• [What is asked] Search the material below for the word "this" and copy every line in which it occurs.

• [Extracted information]
## start

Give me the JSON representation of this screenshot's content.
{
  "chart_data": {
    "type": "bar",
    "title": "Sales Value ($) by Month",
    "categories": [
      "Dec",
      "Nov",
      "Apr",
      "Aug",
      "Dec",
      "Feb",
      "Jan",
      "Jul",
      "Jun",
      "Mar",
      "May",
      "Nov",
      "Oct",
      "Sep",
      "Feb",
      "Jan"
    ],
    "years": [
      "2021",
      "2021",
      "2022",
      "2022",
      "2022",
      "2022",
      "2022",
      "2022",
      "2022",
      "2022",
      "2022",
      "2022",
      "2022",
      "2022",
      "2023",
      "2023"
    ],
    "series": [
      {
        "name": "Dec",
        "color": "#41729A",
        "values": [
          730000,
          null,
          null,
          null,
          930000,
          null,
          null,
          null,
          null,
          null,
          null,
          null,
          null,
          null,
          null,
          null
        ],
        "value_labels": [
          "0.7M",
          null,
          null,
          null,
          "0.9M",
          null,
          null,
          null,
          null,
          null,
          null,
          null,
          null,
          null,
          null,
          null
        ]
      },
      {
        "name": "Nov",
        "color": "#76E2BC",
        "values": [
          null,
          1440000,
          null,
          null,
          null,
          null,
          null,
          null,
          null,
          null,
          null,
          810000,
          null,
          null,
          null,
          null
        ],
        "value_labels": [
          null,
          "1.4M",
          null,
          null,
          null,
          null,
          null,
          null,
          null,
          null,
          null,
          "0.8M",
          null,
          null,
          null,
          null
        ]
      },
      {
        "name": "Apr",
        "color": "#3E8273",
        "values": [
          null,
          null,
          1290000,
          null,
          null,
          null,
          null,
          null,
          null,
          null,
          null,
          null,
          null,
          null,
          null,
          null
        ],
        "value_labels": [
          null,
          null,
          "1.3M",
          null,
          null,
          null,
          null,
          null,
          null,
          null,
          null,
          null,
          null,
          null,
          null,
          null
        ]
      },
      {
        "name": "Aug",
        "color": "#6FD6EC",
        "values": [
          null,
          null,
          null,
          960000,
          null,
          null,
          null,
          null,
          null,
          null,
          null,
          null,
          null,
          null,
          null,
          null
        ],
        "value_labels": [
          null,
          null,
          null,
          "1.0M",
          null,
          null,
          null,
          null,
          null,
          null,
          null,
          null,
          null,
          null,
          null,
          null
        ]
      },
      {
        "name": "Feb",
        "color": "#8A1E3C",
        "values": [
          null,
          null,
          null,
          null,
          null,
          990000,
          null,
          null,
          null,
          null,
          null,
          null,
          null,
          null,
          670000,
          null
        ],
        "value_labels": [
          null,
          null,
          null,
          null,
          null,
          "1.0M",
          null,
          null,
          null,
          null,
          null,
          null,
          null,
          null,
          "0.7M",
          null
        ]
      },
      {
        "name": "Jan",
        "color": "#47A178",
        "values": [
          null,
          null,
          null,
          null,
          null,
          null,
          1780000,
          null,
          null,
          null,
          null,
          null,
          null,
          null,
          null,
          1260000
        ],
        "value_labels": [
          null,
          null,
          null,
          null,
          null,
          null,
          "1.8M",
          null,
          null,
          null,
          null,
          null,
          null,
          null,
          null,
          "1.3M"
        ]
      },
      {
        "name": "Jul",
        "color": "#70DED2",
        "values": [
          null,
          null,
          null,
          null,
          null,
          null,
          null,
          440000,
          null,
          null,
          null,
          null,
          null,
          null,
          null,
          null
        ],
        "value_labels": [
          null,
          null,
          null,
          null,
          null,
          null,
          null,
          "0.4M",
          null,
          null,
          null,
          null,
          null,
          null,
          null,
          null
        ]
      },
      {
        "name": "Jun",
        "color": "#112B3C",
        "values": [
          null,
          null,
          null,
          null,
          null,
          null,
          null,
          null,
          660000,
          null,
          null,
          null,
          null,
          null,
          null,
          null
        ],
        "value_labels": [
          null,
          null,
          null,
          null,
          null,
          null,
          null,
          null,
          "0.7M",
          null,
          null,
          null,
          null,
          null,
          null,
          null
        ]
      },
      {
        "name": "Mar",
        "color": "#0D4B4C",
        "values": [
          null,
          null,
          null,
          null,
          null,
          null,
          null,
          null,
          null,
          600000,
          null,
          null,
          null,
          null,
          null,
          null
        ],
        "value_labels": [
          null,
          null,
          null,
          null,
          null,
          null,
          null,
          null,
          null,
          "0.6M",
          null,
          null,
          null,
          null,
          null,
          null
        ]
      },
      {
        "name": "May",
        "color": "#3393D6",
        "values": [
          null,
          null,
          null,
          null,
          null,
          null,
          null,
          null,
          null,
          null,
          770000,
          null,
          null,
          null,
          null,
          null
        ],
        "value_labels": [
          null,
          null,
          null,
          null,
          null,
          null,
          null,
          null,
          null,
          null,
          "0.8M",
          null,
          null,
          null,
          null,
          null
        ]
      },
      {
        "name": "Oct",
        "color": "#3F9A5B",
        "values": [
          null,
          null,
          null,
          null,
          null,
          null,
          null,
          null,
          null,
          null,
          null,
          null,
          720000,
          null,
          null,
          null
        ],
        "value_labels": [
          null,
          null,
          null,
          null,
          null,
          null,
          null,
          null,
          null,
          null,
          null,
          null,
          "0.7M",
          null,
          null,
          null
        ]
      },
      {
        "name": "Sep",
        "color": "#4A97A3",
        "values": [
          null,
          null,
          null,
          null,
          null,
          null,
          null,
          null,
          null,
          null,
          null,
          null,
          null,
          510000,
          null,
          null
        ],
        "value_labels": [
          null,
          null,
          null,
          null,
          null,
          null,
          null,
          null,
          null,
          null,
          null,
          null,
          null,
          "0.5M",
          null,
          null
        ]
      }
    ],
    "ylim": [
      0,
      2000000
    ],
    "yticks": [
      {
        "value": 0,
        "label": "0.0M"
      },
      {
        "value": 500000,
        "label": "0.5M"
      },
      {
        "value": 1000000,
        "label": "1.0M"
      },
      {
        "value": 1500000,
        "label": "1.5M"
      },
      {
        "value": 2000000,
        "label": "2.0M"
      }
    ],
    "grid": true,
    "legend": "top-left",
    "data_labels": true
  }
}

## end
## start

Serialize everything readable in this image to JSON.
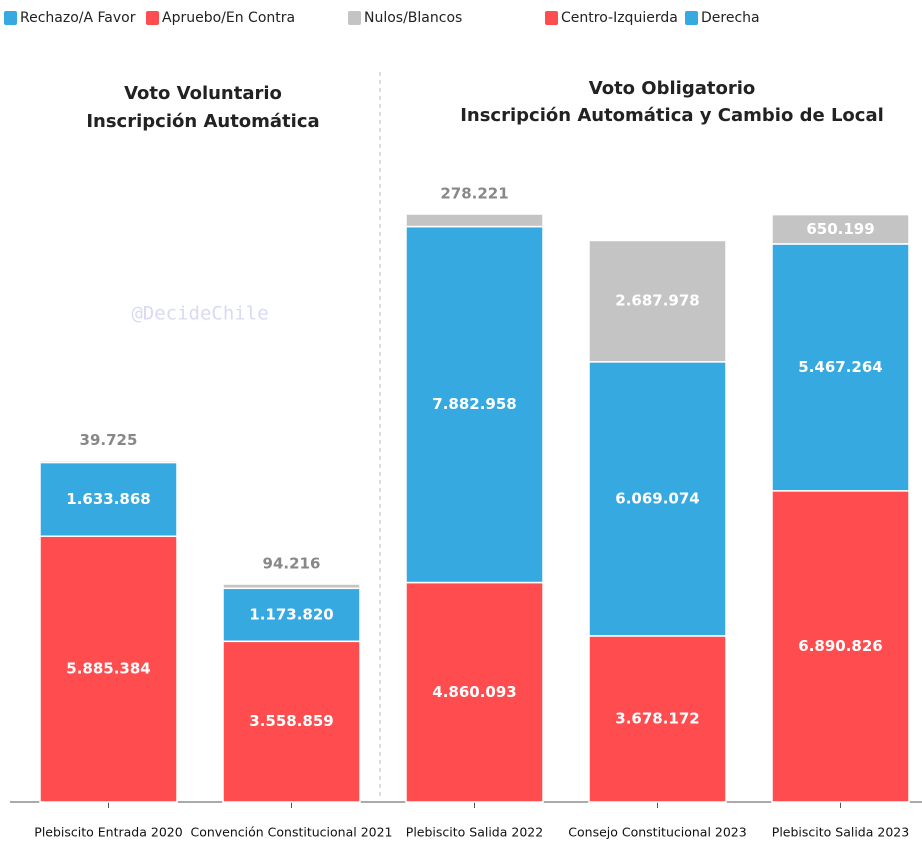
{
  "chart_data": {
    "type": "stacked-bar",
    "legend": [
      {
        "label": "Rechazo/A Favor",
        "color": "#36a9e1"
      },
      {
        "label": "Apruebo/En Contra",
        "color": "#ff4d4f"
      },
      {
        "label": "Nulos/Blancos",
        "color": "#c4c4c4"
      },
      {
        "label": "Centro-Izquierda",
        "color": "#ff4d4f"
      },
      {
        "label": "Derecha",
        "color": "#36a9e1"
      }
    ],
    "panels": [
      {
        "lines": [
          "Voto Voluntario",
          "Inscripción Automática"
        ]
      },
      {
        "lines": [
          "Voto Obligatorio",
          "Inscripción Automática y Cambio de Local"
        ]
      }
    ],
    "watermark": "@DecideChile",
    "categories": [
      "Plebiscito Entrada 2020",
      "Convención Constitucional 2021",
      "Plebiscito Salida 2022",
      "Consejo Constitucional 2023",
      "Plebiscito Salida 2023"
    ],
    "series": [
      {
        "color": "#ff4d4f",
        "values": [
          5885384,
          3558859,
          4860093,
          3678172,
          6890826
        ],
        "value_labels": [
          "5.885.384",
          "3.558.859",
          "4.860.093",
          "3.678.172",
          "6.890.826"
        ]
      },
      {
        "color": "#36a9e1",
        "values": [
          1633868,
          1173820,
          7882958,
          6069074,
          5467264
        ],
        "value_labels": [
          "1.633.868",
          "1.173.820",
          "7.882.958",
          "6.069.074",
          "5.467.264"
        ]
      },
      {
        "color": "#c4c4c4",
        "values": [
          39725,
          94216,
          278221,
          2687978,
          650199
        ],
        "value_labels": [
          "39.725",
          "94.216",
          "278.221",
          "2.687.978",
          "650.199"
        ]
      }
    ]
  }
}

## end
## start

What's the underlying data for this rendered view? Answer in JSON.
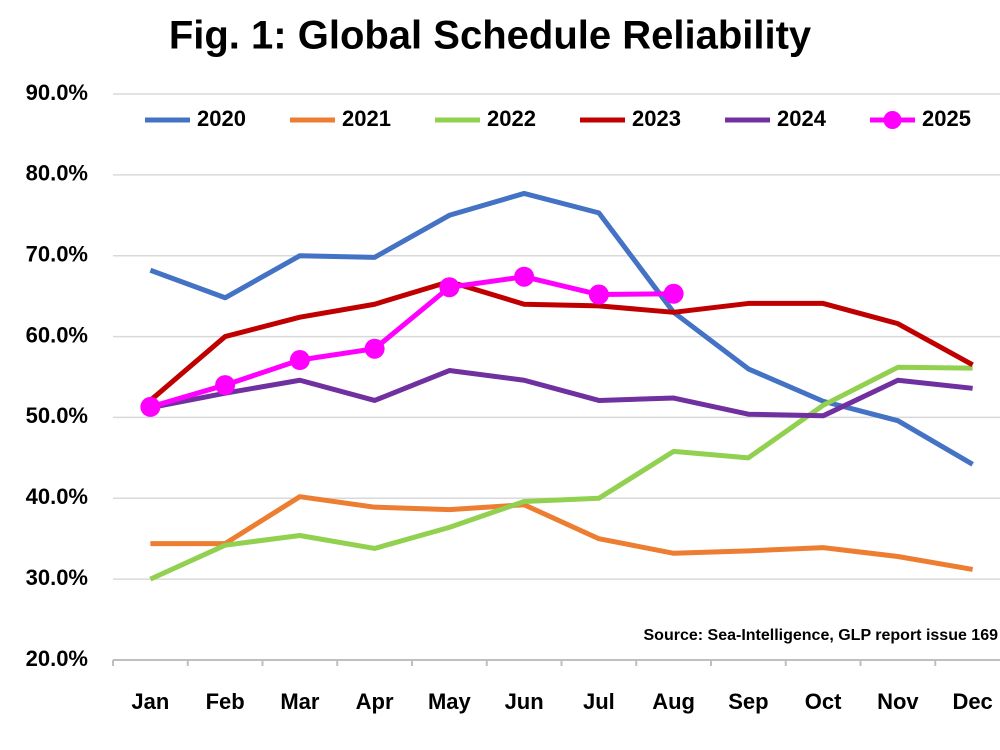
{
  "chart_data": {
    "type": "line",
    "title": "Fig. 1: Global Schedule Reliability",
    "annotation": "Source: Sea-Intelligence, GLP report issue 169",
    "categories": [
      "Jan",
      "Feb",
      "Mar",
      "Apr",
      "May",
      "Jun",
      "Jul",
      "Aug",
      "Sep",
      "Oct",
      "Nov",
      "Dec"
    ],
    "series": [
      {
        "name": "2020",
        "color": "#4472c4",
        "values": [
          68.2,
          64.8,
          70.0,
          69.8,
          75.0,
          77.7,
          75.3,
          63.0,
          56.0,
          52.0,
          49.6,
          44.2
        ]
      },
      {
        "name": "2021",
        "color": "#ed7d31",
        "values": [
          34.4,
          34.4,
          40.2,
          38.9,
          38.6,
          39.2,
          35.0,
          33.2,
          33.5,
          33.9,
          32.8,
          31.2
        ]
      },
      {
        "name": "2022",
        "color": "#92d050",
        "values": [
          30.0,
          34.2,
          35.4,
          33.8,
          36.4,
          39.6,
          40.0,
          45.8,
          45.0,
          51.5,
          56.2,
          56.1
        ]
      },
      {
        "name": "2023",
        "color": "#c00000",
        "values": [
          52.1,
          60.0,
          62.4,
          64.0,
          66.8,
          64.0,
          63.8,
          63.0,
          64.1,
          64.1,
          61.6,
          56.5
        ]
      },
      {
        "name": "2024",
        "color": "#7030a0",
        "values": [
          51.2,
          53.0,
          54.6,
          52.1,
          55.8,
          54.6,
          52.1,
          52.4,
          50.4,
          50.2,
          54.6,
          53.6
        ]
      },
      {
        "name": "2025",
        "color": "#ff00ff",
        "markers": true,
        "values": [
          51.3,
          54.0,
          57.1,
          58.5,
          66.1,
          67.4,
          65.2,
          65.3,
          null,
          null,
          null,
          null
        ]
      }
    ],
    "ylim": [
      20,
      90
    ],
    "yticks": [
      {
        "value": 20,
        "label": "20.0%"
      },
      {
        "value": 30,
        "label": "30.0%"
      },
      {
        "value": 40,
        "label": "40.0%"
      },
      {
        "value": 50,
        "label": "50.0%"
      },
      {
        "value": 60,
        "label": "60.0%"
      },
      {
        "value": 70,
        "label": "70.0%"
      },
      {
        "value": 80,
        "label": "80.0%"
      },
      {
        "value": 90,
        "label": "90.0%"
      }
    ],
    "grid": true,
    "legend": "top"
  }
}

## end

• [Exercise response]
Give me the JSON representation of this screenshot's content.
Serialize everything readable in this image to JSON.
What's the underlying data for this rendered view? Answer in JSON.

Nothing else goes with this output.